### Provided data
◇ ◇ ◇ ◇ ◇
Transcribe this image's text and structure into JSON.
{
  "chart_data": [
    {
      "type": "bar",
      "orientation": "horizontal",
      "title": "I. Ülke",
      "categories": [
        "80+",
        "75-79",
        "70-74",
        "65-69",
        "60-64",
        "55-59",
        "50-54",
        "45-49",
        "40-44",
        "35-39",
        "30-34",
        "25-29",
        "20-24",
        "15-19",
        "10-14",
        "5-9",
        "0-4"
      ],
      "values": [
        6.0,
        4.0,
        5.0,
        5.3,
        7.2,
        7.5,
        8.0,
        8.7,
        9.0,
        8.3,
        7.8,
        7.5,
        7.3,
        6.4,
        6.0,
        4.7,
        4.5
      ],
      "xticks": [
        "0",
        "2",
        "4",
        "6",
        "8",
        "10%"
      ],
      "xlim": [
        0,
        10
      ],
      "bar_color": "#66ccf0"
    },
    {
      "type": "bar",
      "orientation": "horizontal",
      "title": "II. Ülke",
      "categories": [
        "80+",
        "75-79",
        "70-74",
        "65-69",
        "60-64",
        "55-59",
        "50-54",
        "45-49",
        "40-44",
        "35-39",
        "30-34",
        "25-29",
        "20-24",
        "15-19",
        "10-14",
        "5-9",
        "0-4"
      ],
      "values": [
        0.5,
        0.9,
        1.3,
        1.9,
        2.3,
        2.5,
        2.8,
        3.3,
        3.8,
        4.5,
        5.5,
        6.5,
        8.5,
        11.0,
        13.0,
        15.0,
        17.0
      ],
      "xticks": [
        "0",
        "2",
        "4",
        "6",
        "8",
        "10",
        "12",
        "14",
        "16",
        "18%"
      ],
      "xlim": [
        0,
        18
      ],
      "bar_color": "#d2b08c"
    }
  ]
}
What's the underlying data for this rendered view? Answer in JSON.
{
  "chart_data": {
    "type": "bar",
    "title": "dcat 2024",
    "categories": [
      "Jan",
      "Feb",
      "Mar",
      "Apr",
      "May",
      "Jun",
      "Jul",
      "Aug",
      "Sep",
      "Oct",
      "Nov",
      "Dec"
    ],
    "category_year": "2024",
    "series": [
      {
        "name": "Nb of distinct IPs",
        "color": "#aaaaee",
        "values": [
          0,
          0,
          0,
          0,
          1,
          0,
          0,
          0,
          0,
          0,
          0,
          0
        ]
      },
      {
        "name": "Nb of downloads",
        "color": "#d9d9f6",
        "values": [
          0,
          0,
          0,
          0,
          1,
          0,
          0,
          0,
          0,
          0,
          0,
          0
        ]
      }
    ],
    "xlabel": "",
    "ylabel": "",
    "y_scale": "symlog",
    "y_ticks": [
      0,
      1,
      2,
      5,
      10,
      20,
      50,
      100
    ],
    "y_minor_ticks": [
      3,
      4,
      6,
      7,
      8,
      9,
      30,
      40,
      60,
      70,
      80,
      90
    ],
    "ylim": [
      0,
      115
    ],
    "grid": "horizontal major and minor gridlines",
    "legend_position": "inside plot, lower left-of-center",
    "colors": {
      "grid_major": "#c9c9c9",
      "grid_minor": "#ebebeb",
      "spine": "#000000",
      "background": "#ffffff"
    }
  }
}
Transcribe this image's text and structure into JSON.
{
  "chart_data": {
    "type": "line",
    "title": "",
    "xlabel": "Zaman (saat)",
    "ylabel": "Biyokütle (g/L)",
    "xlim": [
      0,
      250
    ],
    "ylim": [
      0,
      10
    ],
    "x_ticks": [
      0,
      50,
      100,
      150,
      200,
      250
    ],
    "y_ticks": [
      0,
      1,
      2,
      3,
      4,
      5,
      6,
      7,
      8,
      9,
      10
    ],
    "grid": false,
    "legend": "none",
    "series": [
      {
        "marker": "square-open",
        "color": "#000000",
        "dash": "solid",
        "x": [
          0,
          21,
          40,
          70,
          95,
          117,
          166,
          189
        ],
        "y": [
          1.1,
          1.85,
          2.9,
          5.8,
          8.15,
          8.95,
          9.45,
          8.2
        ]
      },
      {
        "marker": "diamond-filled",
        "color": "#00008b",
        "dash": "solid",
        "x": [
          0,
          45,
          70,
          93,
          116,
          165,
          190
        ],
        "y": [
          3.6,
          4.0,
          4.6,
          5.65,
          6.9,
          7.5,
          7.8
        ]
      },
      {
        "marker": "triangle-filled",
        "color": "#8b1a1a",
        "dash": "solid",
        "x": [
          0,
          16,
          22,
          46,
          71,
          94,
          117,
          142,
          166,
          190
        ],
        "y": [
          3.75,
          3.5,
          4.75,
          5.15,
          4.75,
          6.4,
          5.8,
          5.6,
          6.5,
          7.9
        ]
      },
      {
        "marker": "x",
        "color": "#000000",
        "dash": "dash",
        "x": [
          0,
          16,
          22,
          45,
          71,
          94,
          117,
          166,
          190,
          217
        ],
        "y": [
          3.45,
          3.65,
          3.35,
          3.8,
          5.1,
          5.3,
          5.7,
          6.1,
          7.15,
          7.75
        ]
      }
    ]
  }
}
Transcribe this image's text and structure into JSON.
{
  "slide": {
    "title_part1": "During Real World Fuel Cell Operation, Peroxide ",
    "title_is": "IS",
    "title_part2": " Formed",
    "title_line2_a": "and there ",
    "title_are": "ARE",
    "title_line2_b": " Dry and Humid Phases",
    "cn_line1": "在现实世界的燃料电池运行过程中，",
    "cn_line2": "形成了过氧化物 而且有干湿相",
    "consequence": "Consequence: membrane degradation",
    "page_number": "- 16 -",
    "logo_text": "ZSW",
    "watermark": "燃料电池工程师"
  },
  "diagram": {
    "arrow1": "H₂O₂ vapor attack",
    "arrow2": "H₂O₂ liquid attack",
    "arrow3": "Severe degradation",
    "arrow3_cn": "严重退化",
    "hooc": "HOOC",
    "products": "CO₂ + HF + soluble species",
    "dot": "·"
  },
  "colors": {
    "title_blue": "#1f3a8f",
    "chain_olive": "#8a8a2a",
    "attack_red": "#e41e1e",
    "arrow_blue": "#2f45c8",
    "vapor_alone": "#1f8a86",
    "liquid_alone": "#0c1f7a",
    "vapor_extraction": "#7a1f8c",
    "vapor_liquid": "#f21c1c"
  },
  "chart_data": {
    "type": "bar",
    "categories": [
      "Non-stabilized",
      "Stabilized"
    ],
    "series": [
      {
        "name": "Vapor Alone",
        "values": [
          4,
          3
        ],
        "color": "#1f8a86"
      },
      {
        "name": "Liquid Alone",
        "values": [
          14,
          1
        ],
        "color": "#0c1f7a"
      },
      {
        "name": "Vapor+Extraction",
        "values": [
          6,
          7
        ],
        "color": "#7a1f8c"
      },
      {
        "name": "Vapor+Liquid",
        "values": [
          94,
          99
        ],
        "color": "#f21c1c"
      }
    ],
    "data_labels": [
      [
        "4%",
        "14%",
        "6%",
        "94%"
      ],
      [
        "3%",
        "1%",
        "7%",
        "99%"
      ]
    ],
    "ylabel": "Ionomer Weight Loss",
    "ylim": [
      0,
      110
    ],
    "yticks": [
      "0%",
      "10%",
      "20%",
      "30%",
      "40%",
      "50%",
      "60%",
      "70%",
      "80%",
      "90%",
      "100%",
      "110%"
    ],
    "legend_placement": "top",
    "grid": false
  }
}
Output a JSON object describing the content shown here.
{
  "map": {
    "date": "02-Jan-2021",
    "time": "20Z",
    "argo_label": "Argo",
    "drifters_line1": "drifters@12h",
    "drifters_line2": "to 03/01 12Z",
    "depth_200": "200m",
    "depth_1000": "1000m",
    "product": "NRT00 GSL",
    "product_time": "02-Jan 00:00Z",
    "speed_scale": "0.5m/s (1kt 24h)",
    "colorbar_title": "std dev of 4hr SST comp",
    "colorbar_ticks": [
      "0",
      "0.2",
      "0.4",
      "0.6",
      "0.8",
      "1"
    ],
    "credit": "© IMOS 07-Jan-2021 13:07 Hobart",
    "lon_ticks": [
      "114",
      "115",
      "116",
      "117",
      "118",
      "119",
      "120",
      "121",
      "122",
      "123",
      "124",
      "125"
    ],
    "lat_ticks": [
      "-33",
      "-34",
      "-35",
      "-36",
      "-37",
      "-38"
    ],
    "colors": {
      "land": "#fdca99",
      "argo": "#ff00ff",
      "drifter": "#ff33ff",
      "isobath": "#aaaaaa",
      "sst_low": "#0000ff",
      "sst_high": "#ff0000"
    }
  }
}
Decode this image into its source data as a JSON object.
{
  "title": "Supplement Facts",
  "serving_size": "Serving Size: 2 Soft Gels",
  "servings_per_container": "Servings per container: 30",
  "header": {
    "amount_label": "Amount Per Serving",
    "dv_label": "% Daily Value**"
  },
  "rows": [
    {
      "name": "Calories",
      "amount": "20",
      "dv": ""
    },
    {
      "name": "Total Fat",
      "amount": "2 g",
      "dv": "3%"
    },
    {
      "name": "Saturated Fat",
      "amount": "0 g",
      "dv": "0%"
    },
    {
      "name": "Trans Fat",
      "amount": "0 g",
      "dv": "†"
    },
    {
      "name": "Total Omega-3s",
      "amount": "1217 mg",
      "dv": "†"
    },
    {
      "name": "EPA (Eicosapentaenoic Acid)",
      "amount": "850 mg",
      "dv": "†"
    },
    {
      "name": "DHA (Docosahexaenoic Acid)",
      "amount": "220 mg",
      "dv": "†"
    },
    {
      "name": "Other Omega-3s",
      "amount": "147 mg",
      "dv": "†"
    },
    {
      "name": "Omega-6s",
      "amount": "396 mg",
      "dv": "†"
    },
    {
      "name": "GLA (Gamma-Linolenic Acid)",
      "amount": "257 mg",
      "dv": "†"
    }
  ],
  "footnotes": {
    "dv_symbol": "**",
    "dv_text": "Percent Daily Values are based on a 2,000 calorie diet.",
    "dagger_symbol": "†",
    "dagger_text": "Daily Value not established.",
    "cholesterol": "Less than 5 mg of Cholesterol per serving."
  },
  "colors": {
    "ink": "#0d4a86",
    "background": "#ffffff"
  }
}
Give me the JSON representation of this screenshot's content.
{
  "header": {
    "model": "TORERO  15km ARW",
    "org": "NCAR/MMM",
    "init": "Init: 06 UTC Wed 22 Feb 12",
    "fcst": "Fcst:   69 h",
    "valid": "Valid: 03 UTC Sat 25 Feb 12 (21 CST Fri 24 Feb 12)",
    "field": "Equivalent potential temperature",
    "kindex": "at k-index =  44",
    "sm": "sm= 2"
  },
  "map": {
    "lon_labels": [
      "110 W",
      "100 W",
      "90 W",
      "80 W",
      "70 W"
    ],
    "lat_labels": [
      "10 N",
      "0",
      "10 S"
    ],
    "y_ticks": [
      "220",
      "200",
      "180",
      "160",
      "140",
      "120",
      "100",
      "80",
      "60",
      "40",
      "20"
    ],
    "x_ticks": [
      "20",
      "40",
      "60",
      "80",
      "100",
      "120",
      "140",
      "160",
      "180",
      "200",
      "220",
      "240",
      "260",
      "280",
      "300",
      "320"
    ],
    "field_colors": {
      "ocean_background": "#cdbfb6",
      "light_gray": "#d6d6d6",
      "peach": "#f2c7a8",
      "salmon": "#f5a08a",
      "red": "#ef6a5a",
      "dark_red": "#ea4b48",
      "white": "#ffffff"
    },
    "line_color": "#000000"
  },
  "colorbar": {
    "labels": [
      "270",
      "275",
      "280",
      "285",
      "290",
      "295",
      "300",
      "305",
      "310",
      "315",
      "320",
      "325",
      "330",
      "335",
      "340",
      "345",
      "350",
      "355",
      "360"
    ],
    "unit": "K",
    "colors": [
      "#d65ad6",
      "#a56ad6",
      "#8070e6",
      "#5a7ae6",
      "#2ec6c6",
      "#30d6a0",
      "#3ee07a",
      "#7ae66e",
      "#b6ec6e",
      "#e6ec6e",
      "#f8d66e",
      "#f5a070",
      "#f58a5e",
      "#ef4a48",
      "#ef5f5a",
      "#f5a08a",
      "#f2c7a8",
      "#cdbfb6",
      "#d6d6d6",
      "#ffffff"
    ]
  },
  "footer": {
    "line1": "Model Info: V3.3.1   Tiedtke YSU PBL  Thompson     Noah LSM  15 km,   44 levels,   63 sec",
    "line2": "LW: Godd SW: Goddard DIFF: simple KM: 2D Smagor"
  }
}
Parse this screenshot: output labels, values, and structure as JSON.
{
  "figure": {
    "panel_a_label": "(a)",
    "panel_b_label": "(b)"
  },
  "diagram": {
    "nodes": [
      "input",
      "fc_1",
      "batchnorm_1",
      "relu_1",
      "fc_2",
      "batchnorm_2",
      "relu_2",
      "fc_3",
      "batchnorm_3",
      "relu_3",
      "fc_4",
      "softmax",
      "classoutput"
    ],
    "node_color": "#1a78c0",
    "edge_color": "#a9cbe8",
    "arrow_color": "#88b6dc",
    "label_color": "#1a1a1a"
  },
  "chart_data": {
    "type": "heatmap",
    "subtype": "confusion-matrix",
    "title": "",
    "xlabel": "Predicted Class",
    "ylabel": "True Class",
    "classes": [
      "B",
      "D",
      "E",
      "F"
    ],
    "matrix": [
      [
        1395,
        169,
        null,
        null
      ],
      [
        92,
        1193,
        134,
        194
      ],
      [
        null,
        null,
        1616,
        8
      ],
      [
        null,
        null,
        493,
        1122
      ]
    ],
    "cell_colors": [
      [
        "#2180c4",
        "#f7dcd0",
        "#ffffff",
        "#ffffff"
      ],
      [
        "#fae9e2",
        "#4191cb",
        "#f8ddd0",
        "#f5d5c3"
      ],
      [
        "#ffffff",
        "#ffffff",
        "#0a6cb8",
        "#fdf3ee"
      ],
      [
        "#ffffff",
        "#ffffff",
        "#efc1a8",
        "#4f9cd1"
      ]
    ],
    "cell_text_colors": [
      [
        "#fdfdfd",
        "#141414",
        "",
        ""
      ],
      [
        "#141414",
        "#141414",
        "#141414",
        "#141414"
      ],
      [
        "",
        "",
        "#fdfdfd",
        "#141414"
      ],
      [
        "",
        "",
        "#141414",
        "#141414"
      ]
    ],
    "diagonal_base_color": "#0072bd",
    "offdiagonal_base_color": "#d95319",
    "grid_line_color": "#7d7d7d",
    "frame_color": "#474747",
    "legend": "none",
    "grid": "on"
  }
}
◇ ◇ ◇ ◇ ◇
### Given problem
Make a copy of each line that contains the string "JSON".

### Exercise response
Transcribe this image's text and structure into JSON.
What's the underlying data for this rendered view? Answer in JSON.
Transcribe this image's text and structure into JSON.
Transcribe this image's text and structure into JSON.
Output a JSON object describing the content shown here.
Decode this image into its source data as a JSON object.
Give me the JSON representation of this screenshot's content.
Parse this screenshot: output labels, values, and structure as JSON.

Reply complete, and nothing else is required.